WHAT YOU NEED TO DO >>
A – According to the text on lines of credit and credit cards, what type of credit are both products examples of?
B – Please write the next part of the text on lines of credit and credit cards, picking up right after its final sentence.

TEXT PROVIDED >>
# # # # #
Line of Credit or Credit Card, What’s The Difference?

These days, it can sometimes feel like there are too many options when you’re in need of financial help. Between credit cards, lines of credit, and other types of personal loans, it may be a bit overwhelming.

So, what is the difference between each of these products? And which one is right for you? You don’t want to choose the wrong product and end up with something you don’t really need, so it’s important to make an informed choice.

Today we’re going to focus on the differences between a line of credit and a credit card. Either of these options may be right for your situation depending on your needs. Everyone’s financial situation is unique, there is no such thing as a one-size-fits-all solution. But we hope to give you enough information to make an informed decision about what’s best for you.

The Similarities: Line of Credit vs. Credit Card

Are these two things the same thing? They pretty much have the same name, right? Not exactly. However, there are some similarities.

Both a line of credit and a credit card are examples of revolving credit. Generally, with revolving credit you have a credit limit – let’s say, $2,500, which you have access to. However, you are under no obligation to use all of it.

If you only need $800 for now, that’s fine, you will only be charged based on what you draw. You are also free to borrow and pay back on an ongoing basis.

For example, you may use $1,000, then pay back $900 (with any applicable interest and/or fees), then use another $200, then pay back $300 with any applicable charges, and so on. Hence the term revolving credit.
# # # # #
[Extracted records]
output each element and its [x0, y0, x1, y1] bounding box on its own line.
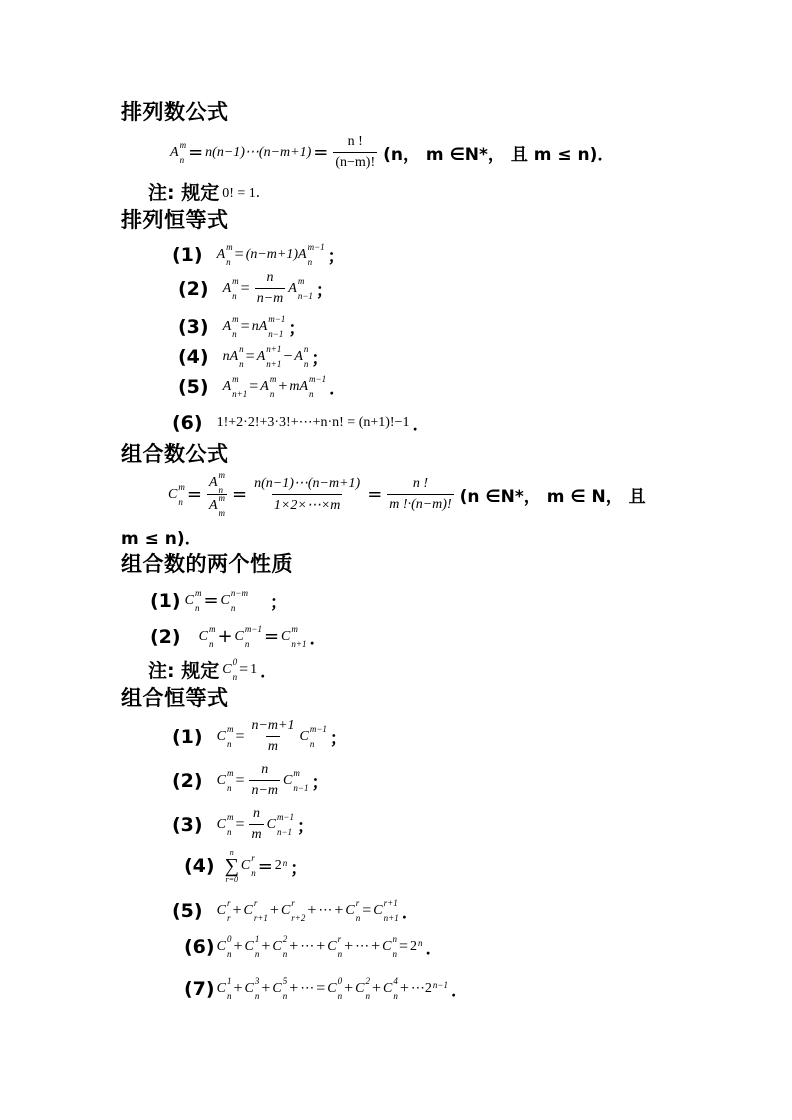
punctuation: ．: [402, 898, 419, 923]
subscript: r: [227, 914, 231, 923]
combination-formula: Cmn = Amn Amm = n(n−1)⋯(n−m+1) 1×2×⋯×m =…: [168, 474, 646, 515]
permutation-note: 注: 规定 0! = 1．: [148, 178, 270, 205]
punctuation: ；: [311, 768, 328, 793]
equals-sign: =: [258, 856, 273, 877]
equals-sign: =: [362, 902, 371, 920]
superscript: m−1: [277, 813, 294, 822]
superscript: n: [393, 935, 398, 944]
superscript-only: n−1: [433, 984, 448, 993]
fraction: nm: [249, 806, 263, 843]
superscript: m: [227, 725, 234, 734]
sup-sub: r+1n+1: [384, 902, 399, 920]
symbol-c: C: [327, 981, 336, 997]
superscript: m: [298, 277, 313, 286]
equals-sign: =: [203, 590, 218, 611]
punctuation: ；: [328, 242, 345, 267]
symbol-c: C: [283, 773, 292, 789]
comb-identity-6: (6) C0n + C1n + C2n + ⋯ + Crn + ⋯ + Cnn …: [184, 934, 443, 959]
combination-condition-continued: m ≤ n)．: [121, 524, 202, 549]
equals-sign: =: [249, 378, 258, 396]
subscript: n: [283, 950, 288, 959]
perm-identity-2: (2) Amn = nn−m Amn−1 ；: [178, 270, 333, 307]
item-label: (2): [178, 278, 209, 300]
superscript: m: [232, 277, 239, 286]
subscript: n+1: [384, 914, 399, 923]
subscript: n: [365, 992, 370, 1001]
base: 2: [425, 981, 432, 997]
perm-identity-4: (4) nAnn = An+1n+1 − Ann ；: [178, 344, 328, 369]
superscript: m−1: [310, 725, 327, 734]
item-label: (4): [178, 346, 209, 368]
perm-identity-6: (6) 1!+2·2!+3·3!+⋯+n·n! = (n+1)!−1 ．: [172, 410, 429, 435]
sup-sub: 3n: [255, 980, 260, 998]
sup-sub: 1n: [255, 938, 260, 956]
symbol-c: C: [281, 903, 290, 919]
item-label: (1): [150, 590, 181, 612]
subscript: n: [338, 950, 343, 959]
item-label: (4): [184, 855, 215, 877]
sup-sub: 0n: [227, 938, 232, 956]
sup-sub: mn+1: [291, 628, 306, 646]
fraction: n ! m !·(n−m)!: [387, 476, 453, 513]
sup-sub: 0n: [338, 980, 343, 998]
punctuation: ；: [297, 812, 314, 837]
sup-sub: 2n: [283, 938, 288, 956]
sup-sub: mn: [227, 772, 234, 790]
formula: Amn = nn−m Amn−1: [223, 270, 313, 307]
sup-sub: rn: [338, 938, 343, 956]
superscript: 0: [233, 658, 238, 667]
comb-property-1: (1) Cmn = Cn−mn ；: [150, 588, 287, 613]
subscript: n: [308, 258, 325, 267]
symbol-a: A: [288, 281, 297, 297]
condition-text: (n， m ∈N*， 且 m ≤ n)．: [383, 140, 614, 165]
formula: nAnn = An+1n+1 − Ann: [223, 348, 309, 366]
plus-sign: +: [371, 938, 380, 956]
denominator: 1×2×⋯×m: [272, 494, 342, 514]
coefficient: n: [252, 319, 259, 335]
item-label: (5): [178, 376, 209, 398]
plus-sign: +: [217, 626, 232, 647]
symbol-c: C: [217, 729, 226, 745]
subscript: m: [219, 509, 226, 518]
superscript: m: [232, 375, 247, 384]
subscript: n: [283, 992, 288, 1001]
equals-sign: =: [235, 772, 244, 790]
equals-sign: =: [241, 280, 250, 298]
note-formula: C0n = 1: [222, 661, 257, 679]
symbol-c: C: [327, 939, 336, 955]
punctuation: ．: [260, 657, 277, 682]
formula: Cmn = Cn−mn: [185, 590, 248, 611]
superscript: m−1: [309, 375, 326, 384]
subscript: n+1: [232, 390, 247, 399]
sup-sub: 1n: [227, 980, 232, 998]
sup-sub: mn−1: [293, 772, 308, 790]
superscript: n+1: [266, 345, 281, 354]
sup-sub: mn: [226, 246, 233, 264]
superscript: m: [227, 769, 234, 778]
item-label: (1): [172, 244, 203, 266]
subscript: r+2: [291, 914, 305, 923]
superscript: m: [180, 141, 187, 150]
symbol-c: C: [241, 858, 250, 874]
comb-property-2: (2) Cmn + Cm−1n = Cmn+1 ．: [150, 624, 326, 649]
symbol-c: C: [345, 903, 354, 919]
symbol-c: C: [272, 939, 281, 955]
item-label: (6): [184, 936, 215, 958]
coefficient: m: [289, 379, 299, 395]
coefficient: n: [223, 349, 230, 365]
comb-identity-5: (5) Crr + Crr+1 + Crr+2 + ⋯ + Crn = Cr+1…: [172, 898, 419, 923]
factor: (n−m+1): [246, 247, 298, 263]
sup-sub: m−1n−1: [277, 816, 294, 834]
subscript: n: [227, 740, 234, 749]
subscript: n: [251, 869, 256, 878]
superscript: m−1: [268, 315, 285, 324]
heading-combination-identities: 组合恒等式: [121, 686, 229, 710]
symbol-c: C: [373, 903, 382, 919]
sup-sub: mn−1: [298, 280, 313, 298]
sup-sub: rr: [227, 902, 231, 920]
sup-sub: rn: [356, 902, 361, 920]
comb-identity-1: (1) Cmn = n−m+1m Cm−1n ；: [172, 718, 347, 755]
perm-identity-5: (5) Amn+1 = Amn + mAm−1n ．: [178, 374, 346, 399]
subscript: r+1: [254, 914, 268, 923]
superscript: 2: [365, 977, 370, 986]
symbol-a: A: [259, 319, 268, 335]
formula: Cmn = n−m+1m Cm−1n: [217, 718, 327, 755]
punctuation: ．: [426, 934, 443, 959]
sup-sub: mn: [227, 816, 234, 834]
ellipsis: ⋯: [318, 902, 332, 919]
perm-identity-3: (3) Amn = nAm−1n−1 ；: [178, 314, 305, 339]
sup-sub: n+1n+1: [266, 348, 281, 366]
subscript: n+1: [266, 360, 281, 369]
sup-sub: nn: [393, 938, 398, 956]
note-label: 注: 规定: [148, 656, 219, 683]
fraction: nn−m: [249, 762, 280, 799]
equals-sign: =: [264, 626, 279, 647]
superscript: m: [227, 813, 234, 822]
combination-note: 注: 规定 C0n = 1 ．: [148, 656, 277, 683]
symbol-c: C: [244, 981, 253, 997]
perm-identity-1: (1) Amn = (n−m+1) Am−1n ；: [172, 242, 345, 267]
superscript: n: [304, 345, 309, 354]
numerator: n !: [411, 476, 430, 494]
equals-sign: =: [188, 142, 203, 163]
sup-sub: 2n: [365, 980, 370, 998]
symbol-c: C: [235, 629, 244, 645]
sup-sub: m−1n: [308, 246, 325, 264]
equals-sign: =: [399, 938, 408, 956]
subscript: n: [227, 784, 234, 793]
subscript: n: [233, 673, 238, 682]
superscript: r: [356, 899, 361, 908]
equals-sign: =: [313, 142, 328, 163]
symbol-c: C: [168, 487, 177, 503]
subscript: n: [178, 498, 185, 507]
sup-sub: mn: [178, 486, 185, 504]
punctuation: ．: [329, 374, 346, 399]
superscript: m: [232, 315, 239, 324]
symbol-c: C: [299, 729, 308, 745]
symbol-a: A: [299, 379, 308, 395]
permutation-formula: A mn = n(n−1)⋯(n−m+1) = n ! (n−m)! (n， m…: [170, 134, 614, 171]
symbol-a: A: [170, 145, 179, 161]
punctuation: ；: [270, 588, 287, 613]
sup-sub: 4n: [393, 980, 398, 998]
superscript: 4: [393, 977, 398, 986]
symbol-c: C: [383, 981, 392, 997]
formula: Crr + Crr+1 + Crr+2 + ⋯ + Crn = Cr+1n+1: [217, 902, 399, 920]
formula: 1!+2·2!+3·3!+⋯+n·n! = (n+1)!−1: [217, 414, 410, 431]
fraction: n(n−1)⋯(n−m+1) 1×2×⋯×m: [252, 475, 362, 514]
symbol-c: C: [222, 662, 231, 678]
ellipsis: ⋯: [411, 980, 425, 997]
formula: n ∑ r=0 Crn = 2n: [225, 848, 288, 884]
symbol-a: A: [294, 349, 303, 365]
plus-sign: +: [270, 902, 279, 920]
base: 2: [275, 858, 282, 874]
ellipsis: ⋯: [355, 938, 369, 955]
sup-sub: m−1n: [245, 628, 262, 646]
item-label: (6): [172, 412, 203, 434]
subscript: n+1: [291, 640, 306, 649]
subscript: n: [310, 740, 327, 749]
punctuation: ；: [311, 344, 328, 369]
# # # # #
IN RESPONSE >>
A – Both are examples of revolving credit.

B –
This is different from some other kinds of personal loans, such as installment loans, which give you a lump sum of money. With those, if you borrow $2,500, you’re given the entire $2,500, and interest accrues on the entire amount.

Because loans like installment loans are not revolving credit products, you typically undergo a separate borrowing process each time you require a new loan. This means that you would have to completely pay off the outstanding balance and apply for a new loan if you wanted to borrow again.

Want to brush up on your line of credit knowledge? Click here to learn more!

The Differences: Line of Credit vs Credit Card

Woman checking her credit card statement

Now that we’ve explored the similarities, let’s see how these two things are different.

A line of credit is usually offered by different types of financial institutions, such as banks or online lenders. Credit cards, on the other hand, are typically offered by major credit card companies. Now, these may come in a few different forms. Major credit card companies often partner with major banks or department stores.

How Does Credit Card Interest Work?

Your annual percentage rate (APR) plays a big role in how much interest you’re charged on your credit card. Your card may have a fixed APR or a variable APR. A fixed APR typically stays the same, but it may change if your payment is late or if an introductory offer expires. A variable APR shifts with the prime rate.

You may also be charged the following types of interest on your credit card[1]:

  • Purchase APR
  • Balance transfer APR
  • Cash advance APR
  • Introductory APR
  • Penalty APR

What About Perks?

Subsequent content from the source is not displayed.